* _TASK PROMPT_: Would you transcribe the whole listing exactly, minus its pictures?

* _DATA_:

(begin)

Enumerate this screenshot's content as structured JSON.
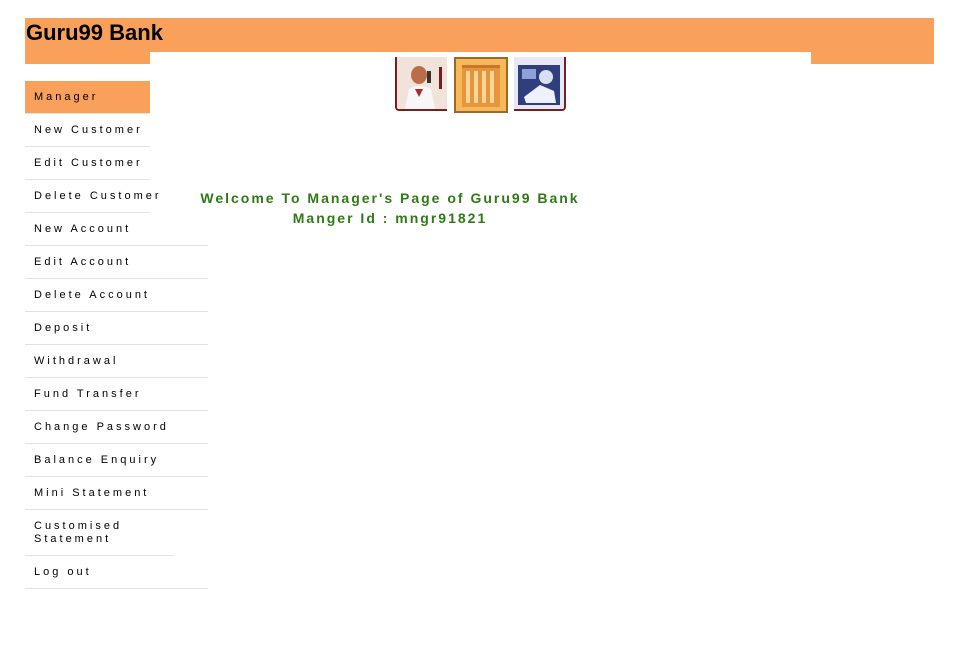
{
  "brand": "Guru99 Bank",
  "welcome": {
    "title": "Welcome To Manager's Page of Guru99 Bank",
    "manager_id_text": "Manger Id : mngr91821"
  },
  "menu": {
    "items": [
      {
        "label": "Manager"
      },
      {
        "label": "New Customer"
      },
      {
        "label": "Edit Customer"
      },
      {
        "label": "Delete Customer"
      },
      {
        "label": "New Account"
      },
      {
        "label": "Edit Account"
      },
      {
        "label": "Delete Account"
      },
      {
        "label": "Deposit"
      },
      {
        "label": "Withdrawal"
      },
      {
        "label": "Fund Transfer"
      },
      {
        "label": "Change Password"
      },
      {
        "label": "Balance Enquiry"
      },
      {
        "label": "Mini Statement"
      },
      {
        "label": "Customised Statement"
      },
      {
        "label": "Log out"
      }
    ]
  },
  "header_images": [
    {
      "icon": "businessman-phone-icon"
    },
    {
      "icon": "bank-building-icon"
    },
    {
      "icon": "woman-reading-icon"
    }
  ],
  "colors": {
    "accent": "#f9a05a",
    "welcome_text": "#2f7a16"
  }
}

(end)

* _CORRECT RESULT_:
Enumerate this screenshot's content as structured JSON.
{
  "brand": "Guru99 Bank",
  "welcome": {
    "title": "Welcome To Manager's Page of Guru99 Bank",
    "manager_id_text": "Manger Id : mngr91821"
  },
  "menu": {
    "items": [
      {
        "label": "Manager"
      },
      {
        "label": "New Customer"
      },
      {
        "label": "Edit Customer"
      },
      {
        "label": "Delete Customer"
      },
      {
        "label": "New Account"
      },
      {
        "label": "Edit Account"
      },
      {
        "label": "Delete Account"
      },
      {
        "label": "Deposit"
      },
      {
        "label": "Withdrawal"
      },
      {
        "label": "Fund Transfer"
      },
      {
        "label": "Change Password"
      },
      {
        "label": "Balance Enquiry"
      },
      {
        "label": "Mini Statement"
      },
      {
        "label": "Customised Statement"
      },
      {
        "label": "Log out"
      }
    ]
  },
  "header_images": [
    {
      "icon": "businessman-phone-icon"
    },
    {
      "icon": "bank-building-icon"
    },
    {
      "icon": "woman-reading-icon"
    }
  ],
  "colors": {
    "accent": "#f9a05a",
    "welcome_text": "#2f7a16"
  }
}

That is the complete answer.